### DATASET RECORDS

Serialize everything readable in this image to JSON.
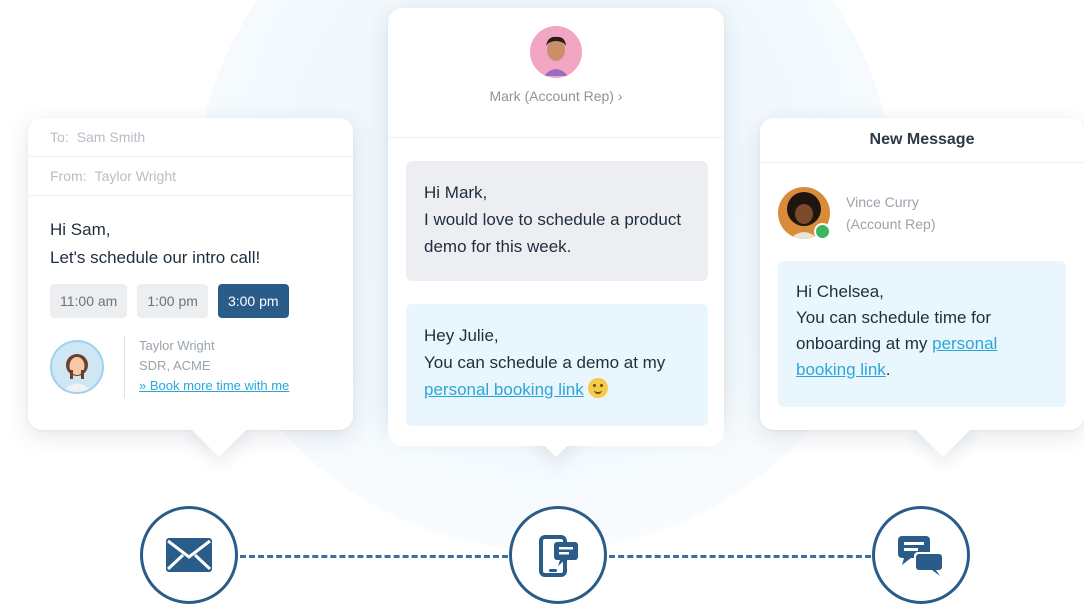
{
  "email_card": {
    "to_label": "To:",
    "to_value": "Sam Smith",
    "from_label": "From:",
    "from_value": "Taylor Wright",
    "greeting": "Hi Sam,",
    "message": "Let's schedule our intro call!",
    "time_slots": [
      "11:00 am",
      "1:00 pm",
      "3:00 pm"
    ],
    "selected_slot": "3:00 pm",
    "signature": {
      "name": "Taylor Wright",
      "title": "SDR, ACME",
      "link": "» Book more time with me"
    }
  },
  "chat_card": {
    "contact_name": "Mark (Account Rep)",
    "chevron": "›",
    "incoming": {
      "greeting": "Hi Mark,",
      "text": "I would love to schedule a product demo for this week."
    },
    "outgoing": {
      "greeting": "Hey Julie,",
      "text_before_link": "You can schedule a demo at my",
      "link": "personal booking link"
    }
  },
  "new_message_card": {
    "title": "New Message",
    "contact_name": "Vince Curry",
    "contact_role": "(Account Rep)",
    "greeting": "Hi Chelsea,",
    "text_before_link": "You can schedule time for onboarding at my",
    "link": "personal booking link",
    "text_after_link": "."
  },
  "channels": [
    {
      "name": "email",
      "icon": "envelope-icon"
    },
    {
      "name": "mobile",
      "icon": "phone-chat-icon"
    },
    {
      "name": "chat",
      "icon": "chat-bubbles-icon"
    }
  ],
  "colors": {
    "primary": "#2a5c8a",
    "link": "#2aa7d8",
    "bubble_blue": "#eaf6fd",
    "bubble_grey": "#eceef1",
    "online": "#3cb55e"
  }
}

### PROBLEM REQUIREMENTS
Pick out every line above that holds the word "greeting" and copy it.

### SOLUTION TO THE EXERCISE
    "greeting": "Hi Sam,",
      "greeting": "Hi Mark,",
      "greeting": "Hey Julie,",
    "greeting": "Hi Chelsea,",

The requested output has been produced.